%%
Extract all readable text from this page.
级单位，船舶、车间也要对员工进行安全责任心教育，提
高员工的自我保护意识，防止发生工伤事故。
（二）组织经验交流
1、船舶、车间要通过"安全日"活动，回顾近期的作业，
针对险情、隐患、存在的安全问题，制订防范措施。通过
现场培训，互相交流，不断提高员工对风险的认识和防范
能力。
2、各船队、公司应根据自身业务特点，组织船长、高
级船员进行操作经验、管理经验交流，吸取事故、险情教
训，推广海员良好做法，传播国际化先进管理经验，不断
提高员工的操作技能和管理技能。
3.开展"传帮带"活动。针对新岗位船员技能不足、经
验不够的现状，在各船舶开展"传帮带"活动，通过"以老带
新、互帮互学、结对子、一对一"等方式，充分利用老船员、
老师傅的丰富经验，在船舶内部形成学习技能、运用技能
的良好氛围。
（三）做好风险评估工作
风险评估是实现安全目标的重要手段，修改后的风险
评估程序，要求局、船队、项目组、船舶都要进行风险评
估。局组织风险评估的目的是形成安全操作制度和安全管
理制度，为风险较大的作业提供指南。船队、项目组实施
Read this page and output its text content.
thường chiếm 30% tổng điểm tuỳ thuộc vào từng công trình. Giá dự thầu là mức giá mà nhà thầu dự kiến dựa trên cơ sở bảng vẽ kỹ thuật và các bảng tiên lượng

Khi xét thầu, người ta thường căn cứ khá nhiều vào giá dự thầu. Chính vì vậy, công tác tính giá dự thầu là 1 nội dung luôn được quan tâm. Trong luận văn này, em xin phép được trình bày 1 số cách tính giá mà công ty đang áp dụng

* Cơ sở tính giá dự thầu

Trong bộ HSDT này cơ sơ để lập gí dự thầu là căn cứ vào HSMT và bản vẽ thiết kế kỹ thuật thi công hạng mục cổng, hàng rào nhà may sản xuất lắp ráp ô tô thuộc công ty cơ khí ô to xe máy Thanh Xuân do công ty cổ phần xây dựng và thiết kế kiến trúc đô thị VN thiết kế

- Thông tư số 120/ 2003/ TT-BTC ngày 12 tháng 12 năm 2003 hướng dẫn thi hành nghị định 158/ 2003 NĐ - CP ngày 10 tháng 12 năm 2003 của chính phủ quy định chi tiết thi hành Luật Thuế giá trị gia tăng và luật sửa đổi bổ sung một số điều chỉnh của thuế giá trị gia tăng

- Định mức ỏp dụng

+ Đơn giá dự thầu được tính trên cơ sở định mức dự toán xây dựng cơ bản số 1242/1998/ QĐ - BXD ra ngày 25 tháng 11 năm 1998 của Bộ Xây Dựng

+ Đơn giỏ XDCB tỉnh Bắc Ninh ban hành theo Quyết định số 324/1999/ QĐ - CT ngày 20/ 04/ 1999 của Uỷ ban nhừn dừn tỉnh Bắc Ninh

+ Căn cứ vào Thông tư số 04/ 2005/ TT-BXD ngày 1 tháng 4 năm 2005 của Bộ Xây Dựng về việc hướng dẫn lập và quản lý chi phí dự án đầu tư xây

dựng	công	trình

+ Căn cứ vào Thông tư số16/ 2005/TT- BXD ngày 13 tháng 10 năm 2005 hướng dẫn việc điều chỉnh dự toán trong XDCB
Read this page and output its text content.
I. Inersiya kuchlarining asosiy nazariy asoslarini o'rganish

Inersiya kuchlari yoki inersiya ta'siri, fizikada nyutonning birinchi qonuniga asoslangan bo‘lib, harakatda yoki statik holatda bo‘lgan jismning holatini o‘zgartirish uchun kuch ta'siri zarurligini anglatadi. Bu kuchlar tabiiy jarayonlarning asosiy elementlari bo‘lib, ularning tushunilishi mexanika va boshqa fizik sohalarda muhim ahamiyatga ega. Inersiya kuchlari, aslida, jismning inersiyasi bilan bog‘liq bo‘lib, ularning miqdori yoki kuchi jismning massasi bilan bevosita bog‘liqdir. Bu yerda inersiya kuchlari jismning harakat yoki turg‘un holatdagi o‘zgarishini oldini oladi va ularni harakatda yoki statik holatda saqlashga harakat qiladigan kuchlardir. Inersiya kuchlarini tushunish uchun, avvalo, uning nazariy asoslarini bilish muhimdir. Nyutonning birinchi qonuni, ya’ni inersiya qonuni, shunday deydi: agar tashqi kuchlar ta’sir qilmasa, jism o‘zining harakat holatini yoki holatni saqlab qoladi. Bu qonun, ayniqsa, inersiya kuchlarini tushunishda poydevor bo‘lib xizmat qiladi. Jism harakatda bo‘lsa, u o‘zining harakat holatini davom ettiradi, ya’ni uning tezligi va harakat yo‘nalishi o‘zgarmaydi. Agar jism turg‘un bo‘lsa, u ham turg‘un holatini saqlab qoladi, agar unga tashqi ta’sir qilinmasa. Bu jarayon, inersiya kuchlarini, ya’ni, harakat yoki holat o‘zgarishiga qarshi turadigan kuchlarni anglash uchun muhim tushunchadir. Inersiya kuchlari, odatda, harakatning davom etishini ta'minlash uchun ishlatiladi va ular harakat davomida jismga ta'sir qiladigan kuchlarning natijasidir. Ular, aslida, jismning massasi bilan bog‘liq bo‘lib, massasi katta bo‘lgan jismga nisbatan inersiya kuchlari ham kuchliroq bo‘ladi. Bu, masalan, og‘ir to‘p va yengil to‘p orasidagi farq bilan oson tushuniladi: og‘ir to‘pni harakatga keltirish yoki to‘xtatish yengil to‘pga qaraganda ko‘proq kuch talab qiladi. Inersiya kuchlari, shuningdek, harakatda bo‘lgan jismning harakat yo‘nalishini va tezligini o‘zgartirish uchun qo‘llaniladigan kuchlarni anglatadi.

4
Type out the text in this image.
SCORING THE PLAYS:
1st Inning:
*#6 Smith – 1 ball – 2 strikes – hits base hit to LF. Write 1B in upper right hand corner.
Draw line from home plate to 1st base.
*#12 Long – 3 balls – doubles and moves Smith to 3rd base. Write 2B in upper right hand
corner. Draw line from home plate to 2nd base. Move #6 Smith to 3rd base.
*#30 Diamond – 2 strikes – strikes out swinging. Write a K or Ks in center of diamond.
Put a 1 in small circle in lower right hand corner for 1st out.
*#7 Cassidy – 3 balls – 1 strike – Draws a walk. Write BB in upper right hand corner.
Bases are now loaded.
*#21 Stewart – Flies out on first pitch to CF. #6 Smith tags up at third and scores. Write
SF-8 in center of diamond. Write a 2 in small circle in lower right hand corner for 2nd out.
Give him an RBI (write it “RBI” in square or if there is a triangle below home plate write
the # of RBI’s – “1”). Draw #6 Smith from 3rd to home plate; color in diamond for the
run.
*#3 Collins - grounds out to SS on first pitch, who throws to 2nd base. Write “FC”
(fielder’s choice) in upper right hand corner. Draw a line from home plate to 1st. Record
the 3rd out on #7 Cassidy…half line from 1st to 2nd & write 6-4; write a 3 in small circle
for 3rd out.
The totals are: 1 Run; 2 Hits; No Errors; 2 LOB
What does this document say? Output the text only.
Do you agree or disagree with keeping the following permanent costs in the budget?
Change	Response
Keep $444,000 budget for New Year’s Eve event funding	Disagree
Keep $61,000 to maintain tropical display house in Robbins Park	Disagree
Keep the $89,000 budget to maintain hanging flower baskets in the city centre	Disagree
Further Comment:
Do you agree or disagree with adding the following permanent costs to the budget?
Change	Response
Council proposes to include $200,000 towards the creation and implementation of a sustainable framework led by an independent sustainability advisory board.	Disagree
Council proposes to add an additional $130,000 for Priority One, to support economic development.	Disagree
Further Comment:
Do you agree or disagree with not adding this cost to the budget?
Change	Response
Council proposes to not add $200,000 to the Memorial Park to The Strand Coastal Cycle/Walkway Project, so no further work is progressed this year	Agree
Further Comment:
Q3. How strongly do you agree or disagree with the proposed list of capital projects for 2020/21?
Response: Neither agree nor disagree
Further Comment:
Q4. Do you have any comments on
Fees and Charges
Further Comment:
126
%%
◆ TO BE DONE
Copy every line above in which the string "trên" shows up.

◆ TASK RESPONSE
thường chiếm 30% tổng điểm tuỳ thuộc vào từng công trình. Giá dự thầu là mức giá mà nhà thầu dự kiến dựa trên cơ sở bảng vẽ kỹ thuật và các bảng tiên lượng
+ Đơn giá dự thầu được tính trên cơ sở định mức dự toán xây dựng cơ bản số 1242/1998/ QĐ - BXD ra ngày 25 tháng 11 năm 1998 của Bộ Xây Dựng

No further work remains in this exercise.